[Written exercise]
Extract each line of the data and write it out again exactly.

Rows from a figure dataset
+===+

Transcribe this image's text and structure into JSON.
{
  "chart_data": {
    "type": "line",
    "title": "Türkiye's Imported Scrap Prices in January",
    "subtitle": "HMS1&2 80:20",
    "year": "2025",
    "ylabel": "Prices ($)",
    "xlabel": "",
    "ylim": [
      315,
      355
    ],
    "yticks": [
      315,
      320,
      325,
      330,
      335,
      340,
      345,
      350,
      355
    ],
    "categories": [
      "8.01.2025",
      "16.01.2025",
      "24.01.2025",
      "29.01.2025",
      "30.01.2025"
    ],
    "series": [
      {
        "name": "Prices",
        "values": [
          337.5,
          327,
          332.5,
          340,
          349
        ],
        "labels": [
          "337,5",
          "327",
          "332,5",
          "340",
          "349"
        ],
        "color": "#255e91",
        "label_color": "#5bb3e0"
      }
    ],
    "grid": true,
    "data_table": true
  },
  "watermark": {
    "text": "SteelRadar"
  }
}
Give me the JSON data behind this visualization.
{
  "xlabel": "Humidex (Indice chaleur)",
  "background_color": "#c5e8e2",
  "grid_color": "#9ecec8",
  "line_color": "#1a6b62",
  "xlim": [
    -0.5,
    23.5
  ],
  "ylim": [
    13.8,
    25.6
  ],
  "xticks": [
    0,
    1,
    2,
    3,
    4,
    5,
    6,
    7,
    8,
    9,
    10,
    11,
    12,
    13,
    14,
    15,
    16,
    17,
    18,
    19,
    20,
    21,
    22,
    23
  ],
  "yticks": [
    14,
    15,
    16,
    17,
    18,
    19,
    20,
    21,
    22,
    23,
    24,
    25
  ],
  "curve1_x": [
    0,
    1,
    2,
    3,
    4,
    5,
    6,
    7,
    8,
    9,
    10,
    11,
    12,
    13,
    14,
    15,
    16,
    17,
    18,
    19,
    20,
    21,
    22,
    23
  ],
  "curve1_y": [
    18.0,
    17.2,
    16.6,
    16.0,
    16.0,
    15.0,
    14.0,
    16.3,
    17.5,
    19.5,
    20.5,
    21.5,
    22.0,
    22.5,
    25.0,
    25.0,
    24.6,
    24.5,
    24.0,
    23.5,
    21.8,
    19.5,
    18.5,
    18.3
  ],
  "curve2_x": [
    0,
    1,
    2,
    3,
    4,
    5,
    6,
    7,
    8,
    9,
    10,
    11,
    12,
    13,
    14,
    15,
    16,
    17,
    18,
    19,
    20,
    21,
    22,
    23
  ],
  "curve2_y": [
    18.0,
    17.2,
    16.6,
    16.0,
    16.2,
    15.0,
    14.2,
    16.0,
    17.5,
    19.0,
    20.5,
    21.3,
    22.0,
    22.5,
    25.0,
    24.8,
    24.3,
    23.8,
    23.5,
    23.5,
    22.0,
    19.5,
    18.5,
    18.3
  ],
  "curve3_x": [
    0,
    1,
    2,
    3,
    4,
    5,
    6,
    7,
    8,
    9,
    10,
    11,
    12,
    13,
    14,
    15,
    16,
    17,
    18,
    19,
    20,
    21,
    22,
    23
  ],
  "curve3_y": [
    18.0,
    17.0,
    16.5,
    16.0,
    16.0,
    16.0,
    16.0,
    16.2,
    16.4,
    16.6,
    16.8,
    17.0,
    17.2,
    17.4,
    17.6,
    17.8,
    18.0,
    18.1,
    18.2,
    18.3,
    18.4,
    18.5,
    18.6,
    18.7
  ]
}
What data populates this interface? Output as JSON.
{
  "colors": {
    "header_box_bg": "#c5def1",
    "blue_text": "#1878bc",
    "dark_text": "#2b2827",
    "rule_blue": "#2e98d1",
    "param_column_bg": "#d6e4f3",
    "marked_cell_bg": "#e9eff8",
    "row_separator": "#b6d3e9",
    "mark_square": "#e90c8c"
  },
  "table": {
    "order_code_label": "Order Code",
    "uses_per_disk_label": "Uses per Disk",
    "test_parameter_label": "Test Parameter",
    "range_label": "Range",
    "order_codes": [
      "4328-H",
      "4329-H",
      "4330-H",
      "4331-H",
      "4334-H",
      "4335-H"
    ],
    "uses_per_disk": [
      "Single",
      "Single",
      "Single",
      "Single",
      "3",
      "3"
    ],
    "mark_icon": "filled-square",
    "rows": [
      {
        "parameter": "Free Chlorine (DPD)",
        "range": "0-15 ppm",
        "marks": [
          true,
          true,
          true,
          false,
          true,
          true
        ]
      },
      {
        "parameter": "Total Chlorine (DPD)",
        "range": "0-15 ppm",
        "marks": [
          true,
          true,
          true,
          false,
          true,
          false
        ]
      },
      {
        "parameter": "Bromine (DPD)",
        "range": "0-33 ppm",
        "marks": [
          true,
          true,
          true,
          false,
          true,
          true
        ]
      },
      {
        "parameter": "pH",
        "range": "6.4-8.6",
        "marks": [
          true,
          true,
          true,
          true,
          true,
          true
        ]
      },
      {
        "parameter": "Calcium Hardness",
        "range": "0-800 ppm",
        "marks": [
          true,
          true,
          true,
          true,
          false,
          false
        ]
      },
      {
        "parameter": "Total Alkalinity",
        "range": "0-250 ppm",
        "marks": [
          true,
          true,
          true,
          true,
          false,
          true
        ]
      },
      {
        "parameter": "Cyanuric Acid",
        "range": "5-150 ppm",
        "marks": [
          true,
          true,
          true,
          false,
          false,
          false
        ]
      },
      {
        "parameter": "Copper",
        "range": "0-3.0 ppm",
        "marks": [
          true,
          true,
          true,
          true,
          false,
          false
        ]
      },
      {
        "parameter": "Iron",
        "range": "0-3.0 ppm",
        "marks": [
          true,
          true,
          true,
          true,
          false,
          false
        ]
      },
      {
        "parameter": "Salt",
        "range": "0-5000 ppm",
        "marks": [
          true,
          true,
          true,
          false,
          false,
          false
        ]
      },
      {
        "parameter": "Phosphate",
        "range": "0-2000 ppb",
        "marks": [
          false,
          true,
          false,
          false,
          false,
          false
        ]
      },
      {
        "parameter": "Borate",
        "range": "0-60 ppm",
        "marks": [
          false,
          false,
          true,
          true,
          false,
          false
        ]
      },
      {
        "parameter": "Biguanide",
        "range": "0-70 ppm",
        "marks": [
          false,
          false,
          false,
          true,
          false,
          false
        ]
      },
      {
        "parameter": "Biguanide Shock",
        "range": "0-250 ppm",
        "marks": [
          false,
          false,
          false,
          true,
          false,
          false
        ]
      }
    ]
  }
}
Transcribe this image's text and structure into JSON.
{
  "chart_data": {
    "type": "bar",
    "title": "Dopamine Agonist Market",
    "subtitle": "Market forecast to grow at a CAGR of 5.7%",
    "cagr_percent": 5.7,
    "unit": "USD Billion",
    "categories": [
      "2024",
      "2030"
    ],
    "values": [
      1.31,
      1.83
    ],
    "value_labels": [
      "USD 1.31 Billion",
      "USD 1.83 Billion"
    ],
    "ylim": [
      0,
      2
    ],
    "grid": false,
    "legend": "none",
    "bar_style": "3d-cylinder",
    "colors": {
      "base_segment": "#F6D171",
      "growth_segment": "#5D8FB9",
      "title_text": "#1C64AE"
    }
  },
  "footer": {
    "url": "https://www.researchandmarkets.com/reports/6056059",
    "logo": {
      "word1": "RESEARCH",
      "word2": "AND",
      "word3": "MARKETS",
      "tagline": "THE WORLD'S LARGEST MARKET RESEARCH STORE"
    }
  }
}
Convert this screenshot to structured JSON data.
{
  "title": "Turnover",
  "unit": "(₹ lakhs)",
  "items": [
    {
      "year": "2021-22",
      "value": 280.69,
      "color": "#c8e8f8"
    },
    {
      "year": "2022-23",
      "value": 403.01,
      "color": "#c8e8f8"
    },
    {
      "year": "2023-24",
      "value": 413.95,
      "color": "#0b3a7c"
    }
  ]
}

+===+

[Solution below]
Transcribe this image's text and structure into JSON.
{
  "chart_data": {
    "type": "line",
    "title": "Türkiye's Imported Scrap Prices in January",
    "subtitle": "HMS1&2 80:20",
    "year": "2025",
    "ylabel": "Prices ($)",
    "xlabel": "",
    "ylim": [
      315,
      355
    ],
    "yticks": [
      315,
      320,
      325,
      330,
      335,
      340,
      345,
      350,
      355
    ],
    "categories": [
      "8.01.2025",
      "16.01.2025",
      "24.01.2025",
      "29.01.2025",
      "30.01.2025"
    ],
    "series": [
      {
        "name": "Prices",
        "values": [
          337.5,
          327,
          332.5,
          340,
          349
        ],
        "labels": [
          "337,5",
          "327",
          "332,5",
          "340",
          "349"
        ],
        "color": "#255e91",
        "label_color": "#5bb3e0"
      }
    ],
    "grid": true,
    "data_table": true
  },
  "watermark": {
    "text": "SteelRadar"
  }
}
Give me the JSON data behind this visualization.
{
  "xlabel": "Humidex (Indice chaleur)",
  "background_color": "#c5e8e2",
  "grid_color": "#9ecec8",
  "line_color": "#1a6b62",
  "xlim": [
    -0.5,
    23.5
  ],
  "ylim": [
    13.8,
    25.6
  ],
  "xticks": [
    0,
    1,
    2,
    3,
    4,
    5,
    6,
    7,
    8,
    9,
    10,
    11,
    12,
    13,
    14,
    15,
    16,
    17,
    18,
    19,
    20,
    21,
    22,
    23
  ],
  "yticks": [
    14,
    15,
    16,
    17,
    18,
    19,
    20,
    21,
    22,
    23,
    24,
    25
  ],
  "curve1_x": [
    0,
    1,
    2,
    3,
    4,
    5,
    6,
    7,
    8,
    9,
    10,
    11,
    12,
    13,
    14,
    15,
    16,
    17,
    18,
    19,
    20,
    21,
    22,
    23
  ],
  "curve1_y": [
    18.0,
    17.2,
    16.6,
    16.0,
    16.0,
    15.0,
    14.0,
    16.3,
    17.5,
    19.5,
    20.5,
    21.5,
    22.0,
    22.5,
    25.0,
    25.0,
    24.6,
    24.5,
    24.0,
    23.5,
    21.8,
    19.5,
    18.5,
    18.3
  ],
  "curve2_x": [
    0,
    1,
    2,
    3,
    4,
    5,
    6,
    7,
    8,
    9,
    10,
    11,
    12,
    13,
    14,
    15,
    16,
    17,
    18,
    19,
    20,
    21,
    22,
    23
  ],
  "curve2_y": [
    18.0,
    17.2,
    16.6,
    16.0,
    16.2,
    15.0,
    14.2,
    16.0,
    17.5,
    19.0,
    20.5,
    21.3,
    22.0,
    22.5,
    25.0,
    24.8,
    24.3,
    23.8,
    23.5,
    23.5,
    22.0,
    19.5,
    18.5,
    18.3
  ],
  "curve3_x": [
    0,
    1,
    2,
    3,
    4,
    5,
    6,
    7,
    8,
    9,
    10,
    11,
    12,
    13,
    14,
    15,
    16,
    17,
    18,
    19,
    20,
    21,
    22,
    23
  ],
  "curve3_y": [
    18.0,
    17.0,
    16.5,
    16.0,
    16.0,
    16.0,
    16.0,
    16.2,
    16.4,
    16.6,
    16.8,
    17.0,
    17.2,
    17.4,
    17.6,
    17.8,
    18.0,
    18.1,
    18.2,
    18.3,
    18.4,
    18.5,
    18.6,
    18.7
  ]
}
What data populates this interface? Output as JSON.
{
  "colors": {
    "header_box_bg": "#c5def1",
    "blue_text": "#1878bc",
    "dark_text": "#2b2827",
    "rule_blue": "#2e98d1",
    "param_column_bg": "#d6e4f3",
    "marked_cell_bg": "#e9eff8",
    "row_separator": "#b6d3e9",
    "mark_square": "#e90c8c"
  },
  "table": {
    "order_code_label": "Order Code",
    "uses_per_disk_label": "Uses per Disk",
    "test_parameter_label": "Test Parameter",
    "range_label": "Range",
    "order_codes": [
      "4328-H",
      "4329-H",
      "4330-H",
      "4331-H",
      "4334-H",
      "4335-H"
    ],
    "uses_per_disk": [
      "Single",
      "Single",
      "Single",
      "Single",
      "3",
      "3"
    ],
    "mark_icon": "filled-square",
    "rows": [
      {
        "parameter": "Free Chlorine (DPD)",
        "range": "0-15 ppm",
        "marks": [
          true,
          true,
          true,
          false,
          true,
          true
        ]
      },
      {
        "parameter": "Total Chlorine (DPD)",
        "range": "0-15 ppm",
        "marks": [
          true,
          true,
          true,
          false,
          true,
          false
        ]
      },
      {
        "parameter": "Bromine (DPD)",
        "range": "0-33 ppm",
        "marks": [
          true,
          true,
          true,
          false,
          true,
          true
        ]
      },
      {
        "parameter": "pH",
        "range": "6.4-8.6",
        "marks": [
          true,
          true,
          true,
          true,
          true,
          true
        ]
      },
      {
        "parameter": "Calcium Hardness",
        "range": "0-800 ppm",
        "marks": [
          true,
          true,
          true,
          true,
          false,
          false
        ]
      },
      {
        "parameter": "Total Alkalinity",
        "range": "0-250 ppm",
        "marks": [
          true,
          true,
          true,
          true,
          false,
          true
        ]
      },
      {
        "parameter": "Cyanuric Acid",
        "range": "5-150 ppm",
        "marks": [
          true,
          true,
          true,
          false,
          false,
          false
        ]
      },
      {
        "parameter": "Copper",
        "range": "0-3.0 ppm",
        "marks": [
          true,
          true,
          true,
          true,
          false,
          false
        ]
      },
      {
        "parameter": "Iron",
        "range": "0-3.0 ppm",
        "marks": [
          true,
          true,
          true,
          true,
          false,
          false
        ]
      },
      {
        "parameter": "Salt",
        "range": "0-5000 ppm",
        "marks": [
          true,
          true,
          true,
          false,
          false,
          false
        ]
      },
      {
        "parameter": "Phosphate",
        "range": "0-2000 ppb",
        "marks": [
          false,
          true,
          false,
          false,
          false,
          false
        ]
      },
      {
        "parameter": "Borate",
        "range": "0-60 ppm",
        "marks": [
          false,
          false,
          true,
          true,
          false,
          false
        ]
      },
      {
        "parameter": "Biguanide",
        "range": "0-70 ppm",
        "marks": [
          false,
          false,
          false,
          true,
          false,
          false
        ]
      },
      {
        "parameter": "Biguanide Shock",
        "range": "0-250 ppm",
        "marks": [
          false,
          false,
          false,
          true,
          false,
          false
        ]
      }
    ]
  }
}
Transcribe this image's text and structure into JSON.
{
  "chart_data": {
    "type": "bar",
    "title": "Dopamine Agonist Market",
    "subtitle": "Market forecast to grow at a CAGR of 5.7%",
    "cagr_percent": 5.7,
    "unit": "USD Billion",
    "categories": [
      "2024",
      "2030"
    ],
    "values": [
      1.31,
      1.83
    ],
    "value_labels": [
      "USD 1.31 Billion",
      "USD 1.83 Billion"
    ],
    "ylim": [
      0,
      2
    ],
    "grid": false,
    "legend": "none",
    "bar_style": "3d-cylinder",
    "colors": {
      "base_segment": "#F6D171",
      "growth_segment": "#5D8FB9",
      "title_text": "#1C64AE"
    }
  },
  "footer": {
    "url": "https://www.researchandmarkets.com/reports/6056059",
    "logo": {
      "word1": "RESEARCH",
      "word2": "AND",
      "word3": "MARKETS",
      "tagline": "THE WORLD'S LARGEST MARKET RESEARCH STORE"
    }
  }
}
Convert this screenshot to structured JSON data.
{
  "title": "Turnover",
  "unit": "(₹ lakhs)",
  "items": [
    {
      "year": "2021-22",
      "value": 280.69,
      "color": "#c8e8f8"
    },
    {
      "year": "2022-23",
      "value": 403.01,
      "color": "#c8e8f8"
    },
    {
      "year": "2023-24",
      "value": 413.95,
      "color": "#0b3a7c"
    }
  ]
}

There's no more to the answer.